Image-based layout entries
════════════════
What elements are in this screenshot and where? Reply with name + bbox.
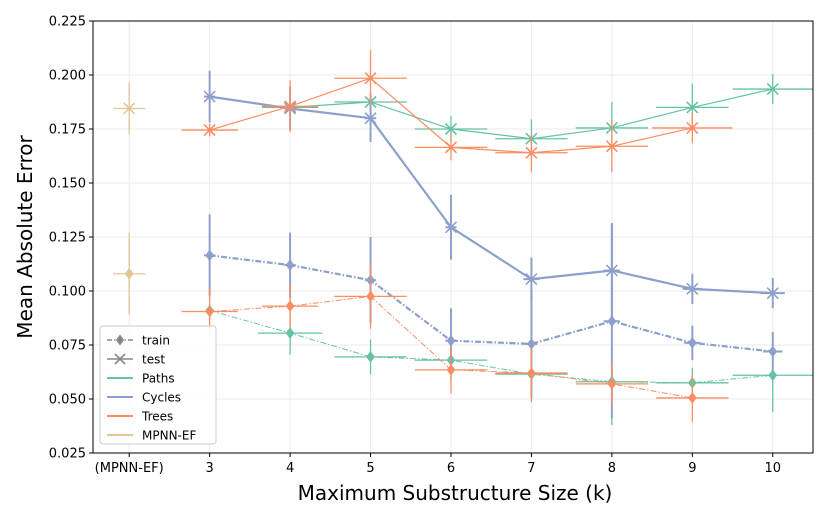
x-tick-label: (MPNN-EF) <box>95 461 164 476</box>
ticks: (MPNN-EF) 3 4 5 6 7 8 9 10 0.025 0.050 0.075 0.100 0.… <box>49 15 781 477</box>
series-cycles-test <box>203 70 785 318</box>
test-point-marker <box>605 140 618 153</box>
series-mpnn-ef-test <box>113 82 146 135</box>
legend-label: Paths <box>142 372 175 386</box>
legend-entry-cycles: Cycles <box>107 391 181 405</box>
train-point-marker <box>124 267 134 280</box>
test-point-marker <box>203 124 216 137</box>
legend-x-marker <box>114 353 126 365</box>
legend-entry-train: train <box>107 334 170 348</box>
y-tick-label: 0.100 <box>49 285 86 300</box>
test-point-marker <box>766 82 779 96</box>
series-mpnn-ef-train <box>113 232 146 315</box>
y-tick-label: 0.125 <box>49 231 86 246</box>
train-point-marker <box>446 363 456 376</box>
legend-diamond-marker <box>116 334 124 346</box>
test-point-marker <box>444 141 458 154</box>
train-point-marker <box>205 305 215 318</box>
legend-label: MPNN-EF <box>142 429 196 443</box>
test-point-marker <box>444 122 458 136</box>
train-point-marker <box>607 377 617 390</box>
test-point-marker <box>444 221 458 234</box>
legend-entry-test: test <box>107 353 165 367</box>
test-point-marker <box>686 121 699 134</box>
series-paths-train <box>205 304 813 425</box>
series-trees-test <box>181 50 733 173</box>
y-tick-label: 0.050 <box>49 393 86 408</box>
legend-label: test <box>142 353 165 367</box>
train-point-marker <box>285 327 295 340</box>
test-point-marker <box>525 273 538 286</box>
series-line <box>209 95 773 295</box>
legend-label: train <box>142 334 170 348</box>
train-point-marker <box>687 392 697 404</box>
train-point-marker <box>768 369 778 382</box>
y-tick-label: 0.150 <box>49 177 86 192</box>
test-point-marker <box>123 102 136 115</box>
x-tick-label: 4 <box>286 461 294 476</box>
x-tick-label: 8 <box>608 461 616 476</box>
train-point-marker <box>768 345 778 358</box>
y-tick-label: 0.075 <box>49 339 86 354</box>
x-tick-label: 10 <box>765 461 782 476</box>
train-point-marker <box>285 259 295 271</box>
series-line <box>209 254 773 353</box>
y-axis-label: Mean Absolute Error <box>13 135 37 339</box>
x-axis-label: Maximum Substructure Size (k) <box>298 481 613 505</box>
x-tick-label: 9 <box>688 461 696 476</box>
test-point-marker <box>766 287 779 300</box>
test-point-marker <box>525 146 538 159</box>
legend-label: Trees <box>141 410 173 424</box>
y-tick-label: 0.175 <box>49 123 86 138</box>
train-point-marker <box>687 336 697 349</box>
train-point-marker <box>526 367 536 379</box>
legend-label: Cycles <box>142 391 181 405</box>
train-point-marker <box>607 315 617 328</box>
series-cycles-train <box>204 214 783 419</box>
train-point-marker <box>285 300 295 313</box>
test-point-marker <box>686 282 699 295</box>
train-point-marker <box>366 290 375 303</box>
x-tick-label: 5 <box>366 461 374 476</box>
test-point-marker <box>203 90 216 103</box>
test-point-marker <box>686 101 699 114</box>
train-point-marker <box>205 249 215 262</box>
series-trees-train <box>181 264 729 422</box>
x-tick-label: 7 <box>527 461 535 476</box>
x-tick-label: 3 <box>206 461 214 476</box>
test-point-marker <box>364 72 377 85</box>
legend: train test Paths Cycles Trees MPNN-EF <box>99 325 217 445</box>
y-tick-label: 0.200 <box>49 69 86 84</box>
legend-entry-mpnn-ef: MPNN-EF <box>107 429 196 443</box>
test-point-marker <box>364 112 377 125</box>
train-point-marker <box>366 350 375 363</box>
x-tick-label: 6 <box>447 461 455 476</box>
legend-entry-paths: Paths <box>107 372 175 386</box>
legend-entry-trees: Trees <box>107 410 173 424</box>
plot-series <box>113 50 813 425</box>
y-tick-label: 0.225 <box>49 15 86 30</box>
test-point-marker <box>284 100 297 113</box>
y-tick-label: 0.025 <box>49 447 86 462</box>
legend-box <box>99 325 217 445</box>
════════════════
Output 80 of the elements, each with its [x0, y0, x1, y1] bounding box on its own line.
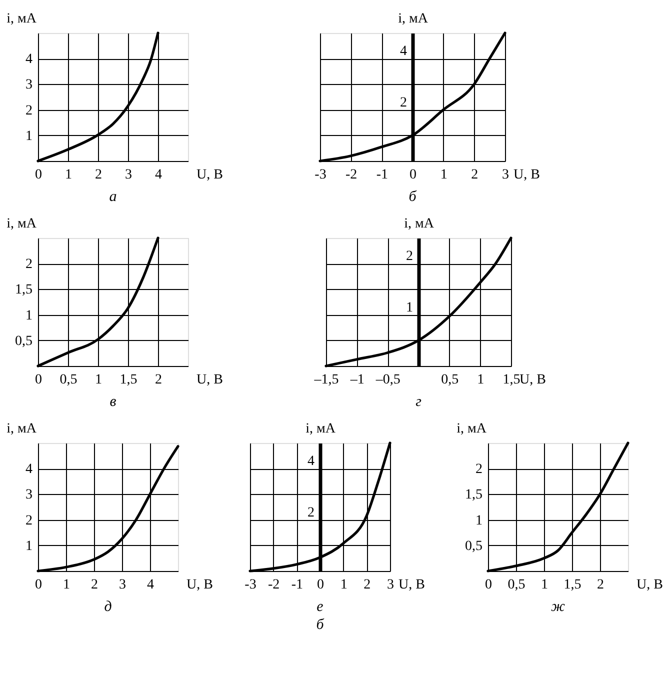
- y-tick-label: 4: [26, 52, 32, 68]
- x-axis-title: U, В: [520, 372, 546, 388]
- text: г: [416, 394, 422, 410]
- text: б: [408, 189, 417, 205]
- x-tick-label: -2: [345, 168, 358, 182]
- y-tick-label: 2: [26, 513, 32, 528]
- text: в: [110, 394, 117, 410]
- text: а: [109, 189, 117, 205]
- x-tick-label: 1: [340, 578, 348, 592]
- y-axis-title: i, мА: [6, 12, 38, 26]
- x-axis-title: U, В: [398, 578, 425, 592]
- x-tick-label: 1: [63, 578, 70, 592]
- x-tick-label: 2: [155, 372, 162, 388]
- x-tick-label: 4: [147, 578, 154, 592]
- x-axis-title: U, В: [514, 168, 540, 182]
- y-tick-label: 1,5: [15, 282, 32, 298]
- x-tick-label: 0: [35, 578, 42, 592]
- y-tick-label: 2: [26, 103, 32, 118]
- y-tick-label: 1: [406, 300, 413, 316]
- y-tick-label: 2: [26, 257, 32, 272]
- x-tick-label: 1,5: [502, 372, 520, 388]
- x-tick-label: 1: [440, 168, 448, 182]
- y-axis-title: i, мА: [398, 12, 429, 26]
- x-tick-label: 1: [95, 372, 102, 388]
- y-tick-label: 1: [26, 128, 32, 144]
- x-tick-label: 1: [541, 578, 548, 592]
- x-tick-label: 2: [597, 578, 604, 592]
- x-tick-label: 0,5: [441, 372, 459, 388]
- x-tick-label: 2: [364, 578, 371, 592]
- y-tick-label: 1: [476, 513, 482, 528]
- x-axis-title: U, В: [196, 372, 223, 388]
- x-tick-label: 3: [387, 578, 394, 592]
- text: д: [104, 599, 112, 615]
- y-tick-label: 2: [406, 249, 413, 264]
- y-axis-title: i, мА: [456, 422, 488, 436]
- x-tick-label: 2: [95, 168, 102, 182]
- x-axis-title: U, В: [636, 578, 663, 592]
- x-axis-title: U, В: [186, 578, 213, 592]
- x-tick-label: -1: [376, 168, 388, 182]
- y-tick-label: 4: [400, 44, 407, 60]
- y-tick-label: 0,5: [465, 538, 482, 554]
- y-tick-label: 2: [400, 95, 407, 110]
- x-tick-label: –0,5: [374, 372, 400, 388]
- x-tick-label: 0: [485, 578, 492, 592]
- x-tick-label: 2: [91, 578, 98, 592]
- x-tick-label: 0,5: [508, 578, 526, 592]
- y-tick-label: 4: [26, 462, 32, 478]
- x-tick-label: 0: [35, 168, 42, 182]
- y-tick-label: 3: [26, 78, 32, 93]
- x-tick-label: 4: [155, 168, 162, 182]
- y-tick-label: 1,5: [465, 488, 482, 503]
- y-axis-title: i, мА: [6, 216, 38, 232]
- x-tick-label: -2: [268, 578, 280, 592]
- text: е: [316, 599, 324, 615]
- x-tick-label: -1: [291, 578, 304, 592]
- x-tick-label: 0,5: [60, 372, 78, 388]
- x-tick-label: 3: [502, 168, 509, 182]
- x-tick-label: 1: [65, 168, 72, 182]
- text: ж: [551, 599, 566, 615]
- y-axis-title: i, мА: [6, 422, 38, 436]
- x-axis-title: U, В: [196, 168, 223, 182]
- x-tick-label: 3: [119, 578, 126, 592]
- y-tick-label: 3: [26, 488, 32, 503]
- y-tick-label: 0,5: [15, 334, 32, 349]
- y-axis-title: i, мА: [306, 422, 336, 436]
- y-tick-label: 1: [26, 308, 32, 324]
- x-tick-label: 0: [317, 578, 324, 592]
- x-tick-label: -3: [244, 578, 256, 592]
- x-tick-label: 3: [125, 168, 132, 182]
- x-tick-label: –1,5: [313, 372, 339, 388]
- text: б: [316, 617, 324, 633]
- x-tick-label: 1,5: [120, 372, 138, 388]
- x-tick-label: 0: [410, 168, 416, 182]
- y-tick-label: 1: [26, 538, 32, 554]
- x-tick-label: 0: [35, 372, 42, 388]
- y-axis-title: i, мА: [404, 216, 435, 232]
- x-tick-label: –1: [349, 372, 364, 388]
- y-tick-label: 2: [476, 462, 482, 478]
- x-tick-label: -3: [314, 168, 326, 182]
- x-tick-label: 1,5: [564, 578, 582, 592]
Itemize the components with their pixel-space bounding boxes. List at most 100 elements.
════════════════
Rewrite the lines from the one containing "- y-tick-label: 4: [26, 52, 32, 68]" through the one containing "- y-tick-label: 0,5: [465, 538, 482, 554]", swapping every "x-tick-label" for "x-axis-tick" and leaving everything else unchanged.

ANSWER FOR THE TASK
- y-tick-label: 4: [26, 52, 32, 68]
- x-axis-title: U, В: [520, 372, 546, 388]
- text: г: [416, 394, 422, 410]
- text: б: [408, 189, 417, 205]
- x-axis-tick: -2: [345, 168, 358, 182]
- y-tick-label: 2: [26, 513, 32, 528]
- text: в: [110, 394, 117, 410]
- text: а: [109, 189, 117, 205]
- x-axis-tick: 1: [340, 578, 348, 592]
- y-axis-title: i, мА: [6, 12, 38, 26]
- x-axis-title: U, В: [398, 578, 425, 592]
- x-axis-tick: 1: [63, 578, 70, 592]
- x-axis-tick: 2: [155, 372, 162, 388]
- x-axis-tick: 4: [147, 578, 154, 592]
- x-axis-title: U, В: [514, 168, 540, 182]
- y-tick-label: 1,5: [15, 282, 32, 298]
- x-axis-tick: 0: [35, 578, 42, 592]
- y-tick-label: 2: [26, 103, 32, 118]
- y-tick-label: 1: [406, 300, 413, 316]
- y-tick-label: 2: [26, 257, 32, 272]
- x-axis-tick: 1,5: [502, 372, 520, 388]
- x-axis-tick: 1: [440, 168, 448, 182]
- y-axis-title: i, мА: [398, 12, 429, 26]
- x-axis-tick: 1: [95, 372, 102, 388]
- y-tick-label: 1: [26, 128, 32, 144]
- x-axis-tick: 1: [541, 578, 548, 592]
- x-axis-tick: 2: [597, 578, 604, 592]
- x-axis-tick: 0,5: [441, 372, 459, 388]
- x-axis-tick: 2: [364, 578, 371, 592]
- y-tick-label: 1: [476, 513, 482, 528]
- x-axis-title: U, В: [196, 372, 223, 388]
- x-axis-tick: 3: [387, 578, 394, 592]
- text: д: [104, 599, 112, 615]
- y-tick-label: 2: [406, 249, 413, 264]
- y-axis-title: i, мА: [456, 422, 488, 436]
- x-axis-tick: 2: [95, 168, 102, 182]
- x-axis-title: U, В: [636, 578, 663, 592]
- x-axis-title: U, В: [186, 578, 213, 592]
- x-axis-tick: -1: [376, 168, 388, 182]
- y-tick-label: 4: [400, 44, 407, 60]
- y-tick-label: 0,5: [465, 538, 482, 554]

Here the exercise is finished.